Items from a figure collection
"""
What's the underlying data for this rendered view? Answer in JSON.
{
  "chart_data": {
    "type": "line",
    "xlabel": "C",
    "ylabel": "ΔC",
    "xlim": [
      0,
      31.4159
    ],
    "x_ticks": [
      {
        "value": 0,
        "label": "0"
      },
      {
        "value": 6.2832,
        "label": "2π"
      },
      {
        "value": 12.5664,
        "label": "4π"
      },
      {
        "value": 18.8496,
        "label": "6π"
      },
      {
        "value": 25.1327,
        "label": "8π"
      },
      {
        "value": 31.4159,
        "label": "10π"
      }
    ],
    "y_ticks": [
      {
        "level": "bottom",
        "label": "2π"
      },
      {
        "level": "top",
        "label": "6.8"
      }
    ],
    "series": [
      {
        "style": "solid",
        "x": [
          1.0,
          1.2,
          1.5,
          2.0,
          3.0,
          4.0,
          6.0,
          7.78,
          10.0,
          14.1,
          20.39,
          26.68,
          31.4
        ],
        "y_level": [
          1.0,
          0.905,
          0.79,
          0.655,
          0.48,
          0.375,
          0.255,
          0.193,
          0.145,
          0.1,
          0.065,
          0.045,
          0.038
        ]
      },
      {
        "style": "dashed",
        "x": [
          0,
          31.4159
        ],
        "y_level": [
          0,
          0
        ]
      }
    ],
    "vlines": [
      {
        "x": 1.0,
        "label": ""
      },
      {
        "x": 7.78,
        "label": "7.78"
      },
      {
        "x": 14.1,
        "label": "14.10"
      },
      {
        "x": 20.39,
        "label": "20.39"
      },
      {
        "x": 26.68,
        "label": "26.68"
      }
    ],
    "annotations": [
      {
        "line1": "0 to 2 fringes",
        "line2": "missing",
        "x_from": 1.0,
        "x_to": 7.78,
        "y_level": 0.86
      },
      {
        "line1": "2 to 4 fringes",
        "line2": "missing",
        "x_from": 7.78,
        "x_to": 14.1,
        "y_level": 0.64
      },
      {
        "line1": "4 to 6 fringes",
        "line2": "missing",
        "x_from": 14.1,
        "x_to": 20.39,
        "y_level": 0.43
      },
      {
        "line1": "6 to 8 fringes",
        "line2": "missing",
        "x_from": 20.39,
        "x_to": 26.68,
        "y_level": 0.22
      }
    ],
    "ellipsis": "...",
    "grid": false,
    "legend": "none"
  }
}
"""
Exercise brief: Extract the data exactly as given.

Response below:
What's the underlying data for this rendered view? Answer in JSON.
{
  "chart_data": {
    "type": "line",
    "xlabel": "C",
    "ylabel": "ΔC",
    "xlim": [
      0,
      31.4159
    ],
    "x_ticks": [
      {
        "value": 0,
        "label": "0"
      },
      {
        "value": 6.2832,
        "label": "2π"
      },
      {
        "value": 12.5664,
        "label": "4π"
      },
      {
        "value": 18.8496,
        "label": "6π"
      },
      {
        "value": 25.1327,
        "label": "8π"
      },
      {
        "value": 31.4159,
        "label": "10π"
      }
    ],
    "y_ticks": [
      {
        "level": "bottom",
        "label": "2π"
      },
      {
        "level": "top",
        "label": "6.8"
      }
    ],
    "series": [
      {
        "style": "solid",
        "x": [
          1.0,
          1.2,
          1.5,
          2.0,
          3.0,
          4.0,
          6.0,
          7.78,
          10.0,
          14.1,
          20.39,
          26.68,
          31.4
        ],
        "y_level": [
          1.0,
          0.905,
          0.79,
          0.655,
          0.48,
          0.375,
          0.255,
          0.193,
          0.145,
          0.1,
          0.065,
          0.045,
          0.038
        ]
      },
      {
        "style": "dashed",
        "x": [
          0,
          31.4159
        ],
        "y_level": [
          0,
          0
        ]
      }
    ],
    "vlines": [
      {
        "x": 1.0,
        "label": ""
      },
      {
        "x": 7.78,
        "label": "7.78"
      },
      {
        "x": 14.1,
        "label": "14.10"
      },
      {
        "x": 20.39,
        "label": "20.39"
      },
      {
        "x": 26.68,
        "label": "26.68"
      }
    ],
    "annotations": [
      {
        "line1": "0 to 2 fringes",
        "line2": "missing",
        "x_from": 1.0,
        "x_to": 7.78,
        "y_level": 0.86
      },
      {
        "line1": "2 to 4 fringes",
        "line2": "missing",
        "x_from": 7.78,
        "x_to": 14.1,
        "y_level": 0.64
      },
      {
        "line1": "4 to 6 fringes",
        "line2": "missing",
        "x_from": 14.1,
        "x_to": 20.39,
        "y_level": 0.43
      },
      {
        "line1": "6 to 8 fringes",
        "line2": "missing",
        "x_from": 20.39,
        "x_to": 26.68,
        "y_level": 0.22
      }
    ],
    "ellipsis": "...",
    "grid": false,
    "legend": "none"
  }
}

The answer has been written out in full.